**Written request**
Each line below should be reproduced without any alteration.

**Provided records**
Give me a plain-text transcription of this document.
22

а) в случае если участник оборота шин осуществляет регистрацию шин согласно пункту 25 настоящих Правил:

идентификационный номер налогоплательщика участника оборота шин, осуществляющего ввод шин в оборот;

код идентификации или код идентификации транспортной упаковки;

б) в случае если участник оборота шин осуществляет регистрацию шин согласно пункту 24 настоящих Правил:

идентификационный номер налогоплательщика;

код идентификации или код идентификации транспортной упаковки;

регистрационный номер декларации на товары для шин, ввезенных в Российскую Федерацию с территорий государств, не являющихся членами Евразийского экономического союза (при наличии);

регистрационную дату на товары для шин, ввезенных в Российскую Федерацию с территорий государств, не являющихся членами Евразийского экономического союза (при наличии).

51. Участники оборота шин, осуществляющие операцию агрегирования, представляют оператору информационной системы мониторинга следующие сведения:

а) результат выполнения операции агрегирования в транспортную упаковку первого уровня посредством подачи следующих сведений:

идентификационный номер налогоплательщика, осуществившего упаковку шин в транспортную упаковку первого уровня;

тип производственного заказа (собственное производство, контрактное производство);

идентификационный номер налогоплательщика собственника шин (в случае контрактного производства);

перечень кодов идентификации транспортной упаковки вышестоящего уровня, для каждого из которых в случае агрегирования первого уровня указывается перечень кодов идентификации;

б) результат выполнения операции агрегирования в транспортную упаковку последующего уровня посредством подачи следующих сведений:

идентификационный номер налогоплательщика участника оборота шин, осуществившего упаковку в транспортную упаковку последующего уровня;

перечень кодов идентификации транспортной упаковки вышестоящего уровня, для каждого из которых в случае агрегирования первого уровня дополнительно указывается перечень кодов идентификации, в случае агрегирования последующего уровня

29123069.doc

**Result of this task**
Give me a plain-text transcription of this document.
22

а) в случае если участник оборота шин осуществляет регистрацию шин согласно пункту 25 настоящих Правил:

идентификационный номер налогоплательщика участника оборота шин, осуществляющего ввод шин в оборот;

код идентификации или код идентификации транспортной упаковки;

б) в случае если участник оборота шин осуществляет регистрацию шин согласно пункту 24 настоящих Правил:

идентификационный номер налогоплательщика;

код идентификации или код идентификации транспортной упаковки;

регистрационный номер декларации на товары для шин, ввезенных в Российскую Федерацию с территорий государств, не являющихся членами Евразийского экономического союза (при наличии);

регистрационную дату на товары для шин, ввезенных в Российскую Федерацию с территорий государств, не являющихся членами Евразийского экономического союза (при наличии).

51. Участники оборота шин, осуществляющие операцию агрегирования, представляют оператору информационной системы мониторинга следующие сведения:

а) результат выполнения операции агрегирования в транспортную упаковку первого уровня посредством подачи следующих сведений:

идентификационный номер налогоплательщика, осуществившего упаковку шин в транспортную упаковку первого уровня;

тип производственного заказа (собственное производство, контрактное производство);

идентификационный номер налогоплательщика собственника шин (в случае контрактного производства);

перечень кодов идентификации транспортной упаковки вышестоящего уровня, для каждого из которых в случае агрегирования первого уровня указывается перечень кодов идентификации;

б) результат выполнения операции агрегирования в транспортную упаковку последующего уровня посредством подачи следующих сведений:

идентификационный номер налогоплательщика участника оборота шин, осуществившего упаковку в транспортную упаковку последующего уровня;

перечень кодов идентификации транспортной упаковки вышестоящего уровня, для каждого из которых в случае агрегирования первого уровня дополнительно указывается перечень кодов идентификации, в случае агрегирования последующего уровня

29123069.doc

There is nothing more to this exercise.